***** Source records

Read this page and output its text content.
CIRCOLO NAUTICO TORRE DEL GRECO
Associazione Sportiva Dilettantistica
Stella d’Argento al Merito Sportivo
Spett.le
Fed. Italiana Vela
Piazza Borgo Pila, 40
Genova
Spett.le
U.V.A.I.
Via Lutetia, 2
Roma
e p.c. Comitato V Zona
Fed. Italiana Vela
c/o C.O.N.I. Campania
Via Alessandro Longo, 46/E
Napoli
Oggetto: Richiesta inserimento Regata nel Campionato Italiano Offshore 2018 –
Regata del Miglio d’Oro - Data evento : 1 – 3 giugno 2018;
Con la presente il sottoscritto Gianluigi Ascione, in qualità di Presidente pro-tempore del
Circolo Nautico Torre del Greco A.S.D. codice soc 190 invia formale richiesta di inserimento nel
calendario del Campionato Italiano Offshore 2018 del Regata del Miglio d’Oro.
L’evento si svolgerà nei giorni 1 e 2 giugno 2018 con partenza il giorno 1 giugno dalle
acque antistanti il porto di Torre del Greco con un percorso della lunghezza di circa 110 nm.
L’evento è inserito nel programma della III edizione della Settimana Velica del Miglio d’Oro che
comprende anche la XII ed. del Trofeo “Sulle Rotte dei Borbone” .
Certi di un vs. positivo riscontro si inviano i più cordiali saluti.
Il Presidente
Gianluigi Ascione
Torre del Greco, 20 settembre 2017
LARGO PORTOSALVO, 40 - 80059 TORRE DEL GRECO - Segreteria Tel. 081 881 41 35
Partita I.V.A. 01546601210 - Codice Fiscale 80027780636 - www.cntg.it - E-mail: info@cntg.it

**********

What is required: Your task is to output the full set of records exactly as presented.

Exercise response:
Read this page and output its text content.
CIRCOLO NAUTICO TORRE DEL GRECO
Associazione Sportiva Dilettantistica
Stella d’Argento al Merito Sportivo
Spett.le
Fed. Italiana Vela
Piazza Borgo Pila, 40
Genova
Spett.le
U.V.A.I.
Via Lutetia, 2
Roma
e p.c. Comitato V Zona
Fed. Italiana Vela
c/o C.O.N.I. Campania
Via Alessandro Longo, 46/E
Napoli
Oggetto: Richiesta inserimento Regata nel Campionato Italiano Offshore 2018 –
Regata del Miglio d’Oro - Data evento : 1 – 3 giugno 2018;
Con la presente il sottoscritto Gianluigi Ascione, in qualità di Presidente pro-tempore del
Circolo Nautico Torre del Greco A.S.D. codice soc 190 invia formale richiesta di inserimento nel
calendario del Campionato Italiano Offshore 2018 del Regata del Miglio d’Oro.
L’evento si svolgerà nei giorni 1 e 2 giugno 2018 con partenza il giorno 1 giugno dalle
acque antistanti il porto di Torre del Greco con un percorso della lunghezza di circa 110 nm.
L’evento è inserito nel programma della III edizione della Settimana Velica del Miglio d’Oro che
comprende anche la XII ed. del Trofeo “Sulle Rotte dei Borbone” .
Certi di un vs. positivo riscontro si inviano i più cordiali saluti.
Il Presidente
Gianluigi Ascione
Torre del Greco, 20 settembre 2017
LARGO PORTOSALVO, 40 - 80059 TORRE DEL GRECO - Segreteria Tel. 081 881 41 35
Partita I.V.A. 01546601210 - Codice Fiscale 80027780636 - www.cntg.it - E-mail: info@cntg.it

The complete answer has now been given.